Identify, in the records below, every line where the string "Actors" appears, and copy each such line.
** start of Data shown **
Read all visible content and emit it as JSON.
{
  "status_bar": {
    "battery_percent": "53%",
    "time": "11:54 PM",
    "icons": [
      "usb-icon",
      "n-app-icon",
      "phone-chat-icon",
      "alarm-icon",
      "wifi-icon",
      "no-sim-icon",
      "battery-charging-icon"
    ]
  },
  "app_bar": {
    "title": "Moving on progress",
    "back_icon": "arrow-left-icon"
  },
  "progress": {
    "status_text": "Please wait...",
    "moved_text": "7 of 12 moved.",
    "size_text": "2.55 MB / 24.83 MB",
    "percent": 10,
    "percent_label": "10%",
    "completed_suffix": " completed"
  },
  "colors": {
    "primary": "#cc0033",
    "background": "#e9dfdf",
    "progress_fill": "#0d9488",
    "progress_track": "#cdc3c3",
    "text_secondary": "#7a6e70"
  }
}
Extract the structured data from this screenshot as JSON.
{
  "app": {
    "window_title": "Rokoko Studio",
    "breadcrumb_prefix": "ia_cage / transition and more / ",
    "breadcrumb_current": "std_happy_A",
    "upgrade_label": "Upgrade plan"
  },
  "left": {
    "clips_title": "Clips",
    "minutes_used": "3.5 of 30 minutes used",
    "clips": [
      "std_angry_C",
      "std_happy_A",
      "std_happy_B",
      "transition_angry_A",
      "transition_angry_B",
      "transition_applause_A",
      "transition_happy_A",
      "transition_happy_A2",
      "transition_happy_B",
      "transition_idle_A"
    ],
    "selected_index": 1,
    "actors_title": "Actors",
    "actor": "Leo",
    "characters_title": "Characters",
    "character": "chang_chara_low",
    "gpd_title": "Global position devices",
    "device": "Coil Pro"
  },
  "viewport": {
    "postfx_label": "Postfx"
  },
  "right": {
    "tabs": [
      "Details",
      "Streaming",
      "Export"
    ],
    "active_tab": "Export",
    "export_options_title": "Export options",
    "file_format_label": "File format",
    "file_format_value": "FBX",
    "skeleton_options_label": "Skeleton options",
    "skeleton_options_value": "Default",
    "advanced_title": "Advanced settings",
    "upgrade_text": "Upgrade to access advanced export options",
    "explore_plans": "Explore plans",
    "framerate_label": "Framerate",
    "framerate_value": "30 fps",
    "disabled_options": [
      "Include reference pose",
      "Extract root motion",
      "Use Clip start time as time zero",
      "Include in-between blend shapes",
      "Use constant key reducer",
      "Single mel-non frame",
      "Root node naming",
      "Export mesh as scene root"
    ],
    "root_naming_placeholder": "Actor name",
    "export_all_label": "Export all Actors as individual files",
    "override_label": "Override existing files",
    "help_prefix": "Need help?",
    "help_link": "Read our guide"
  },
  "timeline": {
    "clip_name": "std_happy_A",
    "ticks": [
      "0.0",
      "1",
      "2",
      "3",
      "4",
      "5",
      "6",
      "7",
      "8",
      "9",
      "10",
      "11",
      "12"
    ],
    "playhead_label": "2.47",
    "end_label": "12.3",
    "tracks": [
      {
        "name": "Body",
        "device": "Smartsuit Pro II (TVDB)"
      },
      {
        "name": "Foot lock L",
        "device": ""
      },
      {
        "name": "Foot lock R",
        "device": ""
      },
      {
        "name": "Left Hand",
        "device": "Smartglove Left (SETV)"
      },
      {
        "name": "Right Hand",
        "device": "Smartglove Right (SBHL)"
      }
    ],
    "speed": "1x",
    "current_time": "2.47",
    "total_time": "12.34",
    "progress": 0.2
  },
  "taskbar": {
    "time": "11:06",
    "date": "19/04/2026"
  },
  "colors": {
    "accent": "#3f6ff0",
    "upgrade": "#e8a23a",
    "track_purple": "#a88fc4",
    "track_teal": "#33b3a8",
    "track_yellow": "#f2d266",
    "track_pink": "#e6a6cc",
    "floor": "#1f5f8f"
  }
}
** end of Data shown **
** start of Data shown **
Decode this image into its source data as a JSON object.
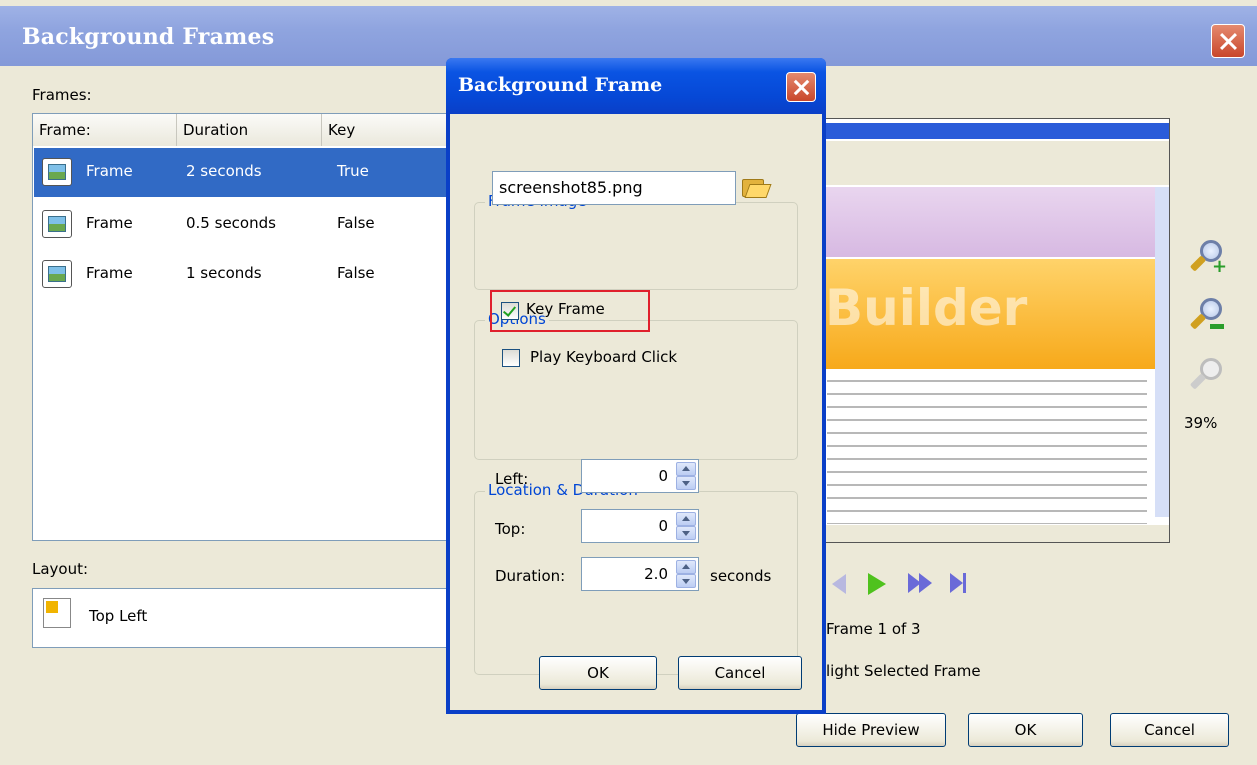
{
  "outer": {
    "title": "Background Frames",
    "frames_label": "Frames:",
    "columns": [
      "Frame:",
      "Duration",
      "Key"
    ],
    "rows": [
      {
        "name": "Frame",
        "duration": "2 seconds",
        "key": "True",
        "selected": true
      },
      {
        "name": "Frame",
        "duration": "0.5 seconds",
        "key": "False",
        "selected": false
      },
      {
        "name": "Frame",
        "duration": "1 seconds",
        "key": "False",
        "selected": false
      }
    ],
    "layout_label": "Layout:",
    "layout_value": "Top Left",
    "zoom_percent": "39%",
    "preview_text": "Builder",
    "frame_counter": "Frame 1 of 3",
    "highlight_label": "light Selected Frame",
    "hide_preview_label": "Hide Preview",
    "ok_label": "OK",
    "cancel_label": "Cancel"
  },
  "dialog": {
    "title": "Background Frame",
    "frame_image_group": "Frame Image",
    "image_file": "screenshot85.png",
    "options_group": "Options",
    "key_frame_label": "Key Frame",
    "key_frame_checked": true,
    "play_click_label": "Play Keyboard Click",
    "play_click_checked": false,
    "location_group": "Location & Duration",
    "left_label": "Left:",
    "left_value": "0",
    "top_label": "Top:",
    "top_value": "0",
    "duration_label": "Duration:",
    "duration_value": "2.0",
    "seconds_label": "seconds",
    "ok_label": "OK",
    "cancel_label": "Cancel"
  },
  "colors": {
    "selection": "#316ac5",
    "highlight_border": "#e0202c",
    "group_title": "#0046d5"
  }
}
** end of Data shown **
** start of Data shown **
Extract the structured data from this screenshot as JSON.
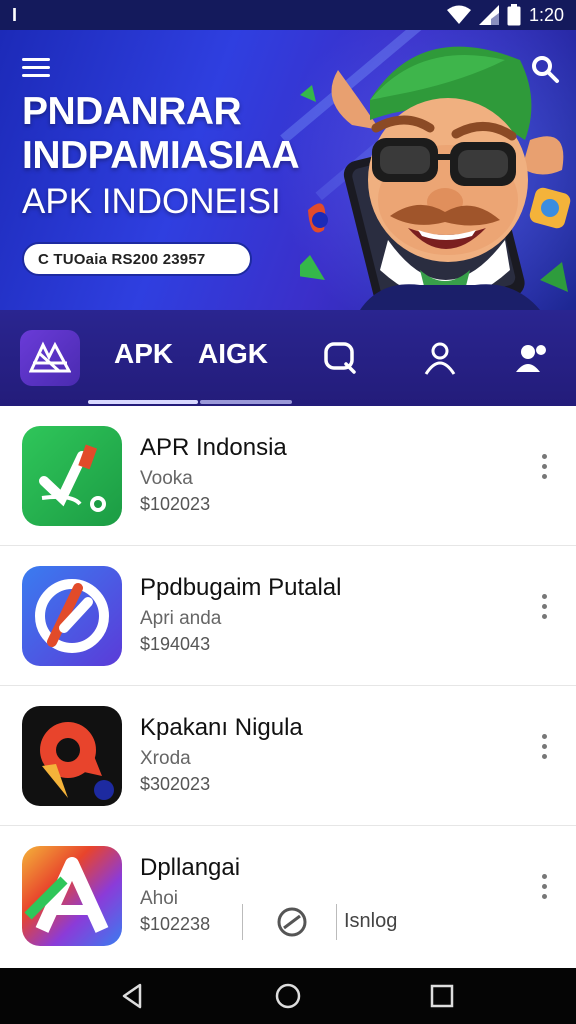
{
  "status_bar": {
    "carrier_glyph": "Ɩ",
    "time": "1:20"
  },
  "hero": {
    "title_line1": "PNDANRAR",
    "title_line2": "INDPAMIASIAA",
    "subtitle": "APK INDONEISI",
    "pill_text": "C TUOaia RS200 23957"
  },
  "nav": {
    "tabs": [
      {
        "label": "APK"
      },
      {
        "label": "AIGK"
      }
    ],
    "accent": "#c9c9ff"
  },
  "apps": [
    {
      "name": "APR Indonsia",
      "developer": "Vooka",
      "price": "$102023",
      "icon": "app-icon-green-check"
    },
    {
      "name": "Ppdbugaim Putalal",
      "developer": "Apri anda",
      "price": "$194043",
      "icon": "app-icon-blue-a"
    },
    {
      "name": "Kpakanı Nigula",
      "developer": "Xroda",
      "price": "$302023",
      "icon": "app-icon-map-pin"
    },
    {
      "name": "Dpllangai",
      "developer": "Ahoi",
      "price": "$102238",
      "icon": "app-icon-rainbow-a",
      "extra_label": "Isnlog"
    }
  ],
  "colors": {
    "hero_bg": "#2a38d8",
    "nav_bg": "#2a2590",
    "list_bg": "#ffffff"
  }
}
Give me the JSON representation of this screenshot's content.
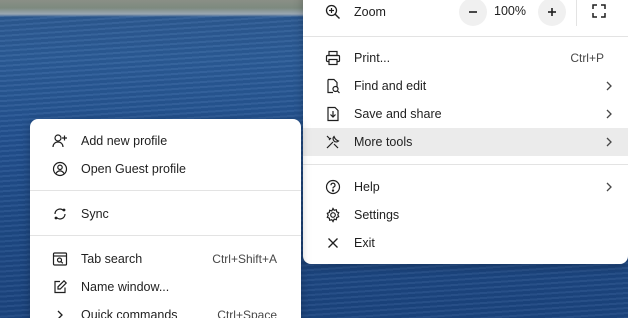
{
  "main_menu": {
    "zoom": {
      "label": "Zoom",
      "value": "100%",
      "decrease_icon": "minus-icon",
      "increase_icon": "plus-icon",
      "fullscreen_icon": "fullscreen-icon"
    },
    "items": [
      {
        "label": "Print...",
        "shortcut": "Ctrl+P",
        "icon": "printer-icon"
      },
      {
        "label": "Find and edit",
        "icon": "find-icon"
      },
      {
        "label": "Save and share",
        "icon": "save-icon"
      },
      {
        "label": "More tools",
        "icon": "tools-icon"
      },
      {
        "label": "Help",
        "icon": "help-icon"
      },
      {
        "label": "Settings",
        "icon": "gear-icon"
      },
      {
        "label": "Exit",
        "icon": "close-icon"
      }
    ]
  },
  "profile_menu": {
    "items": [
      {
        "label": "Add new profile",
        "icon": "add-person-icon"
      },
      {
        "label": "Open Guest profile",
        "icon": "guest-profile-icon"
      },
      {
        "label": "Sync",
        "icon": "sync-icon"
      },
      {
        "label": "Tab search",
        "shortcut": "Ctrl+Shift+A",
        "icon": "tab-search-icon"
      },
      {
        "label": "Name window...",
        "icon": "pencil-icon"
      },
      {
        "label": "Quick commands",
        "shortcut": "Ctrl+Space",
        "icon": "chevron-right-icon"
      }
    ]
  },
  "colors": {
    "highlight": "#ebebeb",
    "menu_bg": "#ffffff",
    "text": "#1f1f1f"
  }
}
** end of Data shown **
Full response =
    "actors_title": "Actors",
    "export_all_label": "Export all Actors as individual files",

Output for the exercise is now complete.